** TASK ITEM **
Make an exact copy of the records, and keep the pictures out of it.

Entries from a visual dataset
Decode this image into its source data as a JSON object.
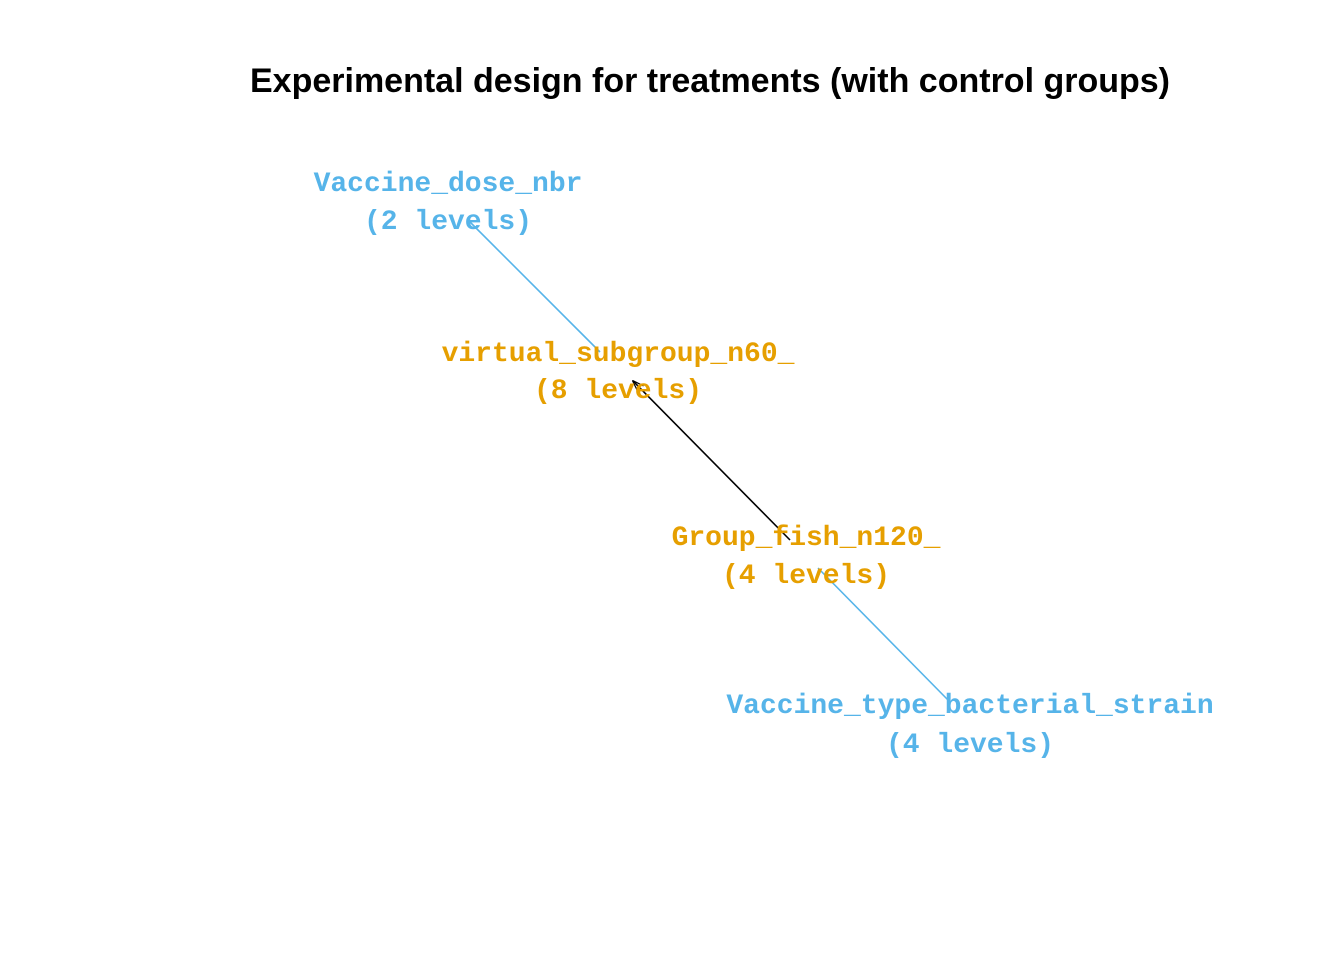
{
  "title": "Experimental design for treatments (with control groups)",
  "colors": {
    "blue": "#56B4E9",
    "orange": "#E69F00",
    "black": "#000000"
  },
  "nodes": [
    {
      "id": "vaccine_dose",
      "name": "Vaccine_dose_nbr",
      "levels": "(2 levels)",
      "color": "#56B4E9"
    },
    {
      "id": "virtual_subgroup",
      "name": "virtual_subgroup_n60_",
      "levels": "(8 levels)",
      "color": "#E69F00"
    },
    {
      "id": "group_fish",
      "name": "Group_fish_n120_",
      "levels": "(4 levels)",
      "color": "#E69F00"
    },
    {
      "id": "vaccine_type",
      "name": "Vaccine_type_bacterial_strain",
      "levels": "(4 levels)",
      "color": "#56B4E9"
    }
  ],
  "edges": [
    {
      "from": "vaccine_dose",
      "to": "virtual_subgroup",
      "color": "#56B4E9",
      "arrow": false
    },
    {
      "from": "group_fish",
      "to": "virtual_subgroup",
      "color": "#000000",
      "arrow": true
    },
    {
      "from": "vaccine_type",
      "to": "group_fish",
      "color": "#56B4E9",
      "arrow": false
    }
  ]
}
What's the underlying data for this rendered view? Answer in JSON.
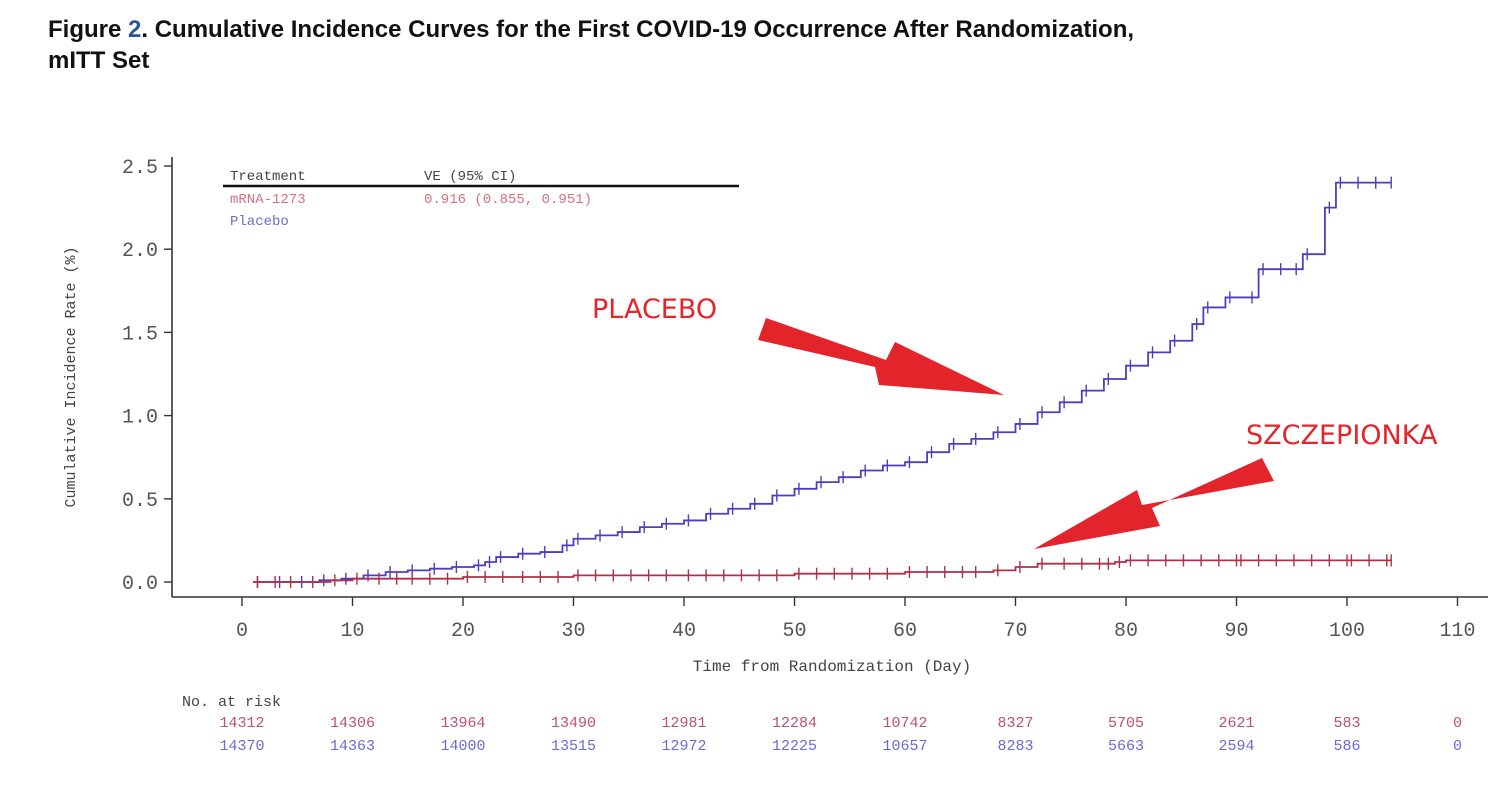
{
  "figure": {
    "label_prefix": "Figure ",
    "number": "2",
    "title_line1": ". Cumulative Incidence Curves for the First COVID-19 Occurrence After Randomization,",
    "title_line2": "mITT Set"
  },
  "chart_data": {
    "type": "line",
    "step": true,
    "title": "Cumulative Incidence Curves for the First COVID-19 Occurrence After Randomization, mITT Set",
    "xlabel": "Time from Randomization (Day)",
    "ylabel": "Cumulative Incidence Rate (%)",
    "xlim": [
      -5,
      110
    ],
    "ylim": [
      -0.1,
      2.55
    ],
    "xticks": [
      0,
      10,
      20,
      30,
      40,
      50,
      60,
      70,
      80,
      90,
      100,
      110
    ],
    "xtick_labels": [
      "0",
      "10",
      "20",
      "30",
      "40",
      "50",
      "60",
      "70",
      "80",
      "90",
      "100",
      "110"
    ],
    "yticks": [
      0.0,
      0.5,
      1.0,
      1.5,
      2.0,
      2.5
    ],
    "ytick_labels": [
      "0.0",
      "0.5",
      "1.0",
      "1.5",
      "2.0",
      "2.5"
    ],
    "grid": false,
    "legend": {
      "position": "top-left",
      "header_treatment": "Treatment",
      "header_ve": "VE (95% CI)",
      "rows": [
        {
          "treatment": "mRNA-1273",
          "ve": "0.916 (0.855, 0.951)",
          "color": "#d9707c"
        },
        {
          "treatment": "Placebo",
          "ve": "",
          "color": "#6a6ad8"
        }
      ]
    },
    "series": [
      {
        "name": "Placebo",
        "color": "#4c3fbf",
        "x": [
          1,
          3,
          5,
          7,
          9,
          11,
          13,
          15,
          17,
          19,
          21,
          22,
          23,
          25,
          27,
          29,
          30,
          32,
          34,
          36,
          38,
          40,
          42,
          44,
          46,
          48,
          50,
          52,
          54,
          56,
          58,
          60,
          62,
          64,
          66,
          68,
          70,
          72,
          74,
          76,
          78,
          80,
          82,
          84,
          86,
          87,
          89,
          91,
          92,
          95,
          96,
          98,
          99,
          104
        ],
        "y": [
          0.0,
          0.0,
          0.0,
          0.01,
          0.02,
          0.04,
          0.06,
          0.07,
          0.08,
          0.09,
          0.1,
          0.12,
          0.15,
          0.17,
          0.18,
          0.22,
          0.26,
          0.28,
          0.3,
          0.33,
          0.35,
          0.37,
          0.41,
          0.44,
          0.47,
          0.52,
          0.56,
          0.6,
          0.63,
          0.67,
          0.7,
          0.72,
          0.78,
          0.83,
          0.86,
          0.9,
          0.95,
          1.02,
          1.08,
          1.15,
          1.22,
          1.3,
          1.38,
          1.45,
          1.55,
          1.65,
          1.71,
          1.71,
          1.88,
          1.88,
          1.97,
          2.25,
          2.4,
          2.4
        ]
      },
      {
        "name": "mRNA-1273",
        "color": "#b0304a",
        "x": [
          1,
          4,
          6,
          8,
          10,
          12,
          15,
          20,
          25,
          30,
          40,
          50,
          60,
          66,
          68,
          70,
          72,
          74,
          78,
          79,
          80,
          90,
          100,
          104
        ],
        "y": [
          0.0,
          0.0,
          0.0,
          0.01,
          0.02,
          0.02,
          0.02,
          0.03,
          0.03,
          0.04,
          0.04,
          0.05,
          0.06,
          0.06,
          0.07,
          0.09,
          0.11,
          0.11,
          0.11,
          0.12,
          0.13,
          0.13,
          0.13,
          0.13
        ]
      }
    ],
    "annotations": [
      {
        "text": "PLACEBO",
        "points_to": "Placebo curve near day 70",
        "color": "#e3242b"
      },
      {
        "text": "SZCZEPIONKA",
        "points_to": "mRNA-1273 curve near day 72",
        "color": "#e3242b"
      }
    ],
    "at_risk": {
      "header": "No. at risk",
      "rows": [
        {
          "name": "mRNA-1273",
          "color": "#c05070",
          "values": [
            "14312",
            "14306",
            "13964",
            "13490",
            "12981",
            "12284",
            "10742",
            "8327",
            "5705",
            "2621",
            "583",
            "0"
          ]
        },
        {
          "name": "Placebo",
          "color": "#6a6ad8",
          "values": [
            "14370",
            "14363",
            "14000",
            "13515",
            "12972",
            "12225",
            "10657",
            "8283",
            "5663",
            "2594",
            "586",
            "0"
          ]
        }
      ]
    }
  }
}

** WRITTEN RESPONSE **
Decode this image into its source data as a JSON object.
{
  "title": "Experimental design for treatments (with control groups)",
  "colors": {
    "blue": "#56B4E9",
    "orange": "#E69F00",
    "black": "#000000"
  },
  "nodes": [
    {
      "id": "vaccine_dose",
      "name": "Vaccine_dose_nbr",
      "levels": "(2 levels)",
      "color": "#56B4E9"
    },
    {
      "id": "virtual_subgroup",
      "name": "virtual_subgroup_n60_",
      "levels": "(8 levels)",
      "color": "#E69F00"
    },
    {
      "id": "group_fish",
      "name": "Group_fish_n120_",
      "levels": "(4 levels)",
      "color": "#E69F00"
    },
    {
      "id": "vaccine_type",
      "name": "Vaccine_type_bacterial_strain",
      "levels": "(4 levels)",
      "color": "#56B4E9"
    }
  ],
  "edges": [
    {
      "from": "vaccine_dose",
      "to": "virtual_subgroup",
      "color": "#56B4E9",
      "arrow": false
    },
    {
      "from": "group_fish",
      "to": "virtual_subgroup",
      "color": "#000000",
      "arrow": true
    },
    {
      "from": "vaccine_type",
      "to": "group_fish",
      "color": "#56B4E9",
      "arrow": false
    }
  ]
}
What's the underlying data for this rendered view? Answer in JSON.
{
  "figure": {
    "label_prefix": "Figure ",
    "number": "2",
    "title_line1": ". Cumulative Incidence Curves for the First COVID-19 Occurrence After Randomization,",
    "title_line2": "mITT Set"
  },
  "chart_data": {
    "type": "line",
    "step": true,
    "title": "Cumulative Incidence Curves for the First COVID-19 Occurrence After Randomization, mITT Set",
    "xlabel": "Time from Randomization (Day)",
    "ylabel": "Cumulative Incidence Rate (%)",
    "xlim": [
      -5,
      110
    ],
    "ylim": [
      -0.1,
      2.55
    ],
    "xticks": [
      0,
      10,
      20,
      30,
      40,
      50,
      60,
      70,
      80,
      90,
      100,
      110
    ],
    "xtick_labels": [
      "0",
      "10",
      "20",
      "30",
      "40",
      "50",
      "60",
      "70",
      "80",
      "90",
      "100",
      "110"
    ],
    "yticks": [
      0.0,
      0.5,
      1.0,
      1.5,
      2.0,
      2.5
    ],
    "ytick_labels": [
      "0.0",
      "0.5",
      "1.0",
      "1.5",
      "2.0",
      "2.5"
    ],
    "grid": false,
    "legend": {
      "position": "top-left",
      "header_treatment": "Treatment",
      "header_ve": "VE (95% CI)",
      "rows": [
        {
          "treatment": "mRNA-1273",
          "ve": "0.916 (0.855, 0.951)",
          "color": "#d9707c"
        },
        {
          "treatment": "Placebo",
          "ve": "",
          "color": "#6a6ad8"
        }
      ]
    },
    "series": [
      {
        "name": "Placebo",
        "color": "#4c3fbf",
        "x": [
          1,
          3,
          5,
          7,
          9,
          11,
          13,
          15,
          17,
          19,
          21,
          22,
          23,
          25,
          27,
          29,
          30,
          32,
          34,
          36,
          38,
          40,
          42,
          44,
          46,
          48,
          50,
          52,
          54,
          56,
          58,
          60,
          62,
          64,
          66,
          68,
          70,
          72,
          74,
          76,
          78,
          80,
          82,
          84,
          86,
          87,
          89,
          91,
          92,
          95,
          96,
          98,
          99,
          104
        ],
        "y": [
          0.0,
          0.0,
          0.0,
          0.01,
          0.02,
          0.04,
          0.06,
          0.07,
          0.08,
          0.09,
          0.1,
          0.12,
          0.15,
          0.17,
          0.18,
          0.22,
          0.26,
          0.28,
          0.3,
          0.33,
          0.35,
          0.37,
          0.41,
          0.44,
          0.47,
          0.52,
          0.56,
          0.6,
          0.63,
          0.67,
          0.7,
          0.72,
          0.78,
          0.83,
          0.86,
          0.9,
          0.95,
          1.02,
          1.08,
          1.15,
          1.22,
          1.3,
          1.38,
          1.45,
          1.55,
          1.65,
          1.71,
          1.71,
          1.88,
          1.88,
          1.97,
          2.25,
          2.4,
          2.4
        ]
      },
      {
        "name": "mRNA-1273",
        "color": "#b0304a",
        "x": [
          1,
          4,
          6,
          8,
          10,
          12,
          15,
          20,
          25,
          30,
          40,
          50,
          60,
          66,
          68,
          70,
          72,
          74,
          78,
          79,
          80,
          90,
          100,
          104
        ],
        "y": [
          0.0,
          0.0,
          0.0,
          0.01,
          0.02,
          0.02,
          0.02,
          0.03,
          0.03,
          0.04,
          0.04,
          0.05,
          0.06,
          0.06,
          0.07,
          0.09,
          0.11,
          0.11,
          0.11,
          0.12,
          0.13,
          0.13,
          0.13,
          0.13
        ]
      }
    ],
    "annotations": [
      {
        "text": "PLACEBO",
        "points_to": "Placebo curve near day 70",
        "color": "#e3242b"
      },
      {
        "text": "SZCZEPIONKA",
        "points_to": "mRNA-1273 curve near day 72",
        "color": "#e3242b"
      }
    ],
    "at_risk": {
      "header": "No. at risk",
      "rows": [
        {
          "name": "mRNA-1273",
          "color": "#c05070",
          "values": [
            "14312",
            "14306",
            "13964",
            "13490",
            "12981",
            "12284",
            "10742",
            "8327",
            "5705",
            "2621",
            "583",
            "0"
          ]
        },
        {
          "name": "Placebo",
          "color": "#6a6ad8",
          "values": [
            "14370",
            "14363",
            "14000",
            "13515",
            "12972",
            "12225",
            "10657",
            "8283",
            "5663",
            "2594",
            "586",
            "0"
          ]
        }
      ]
    }
  }
}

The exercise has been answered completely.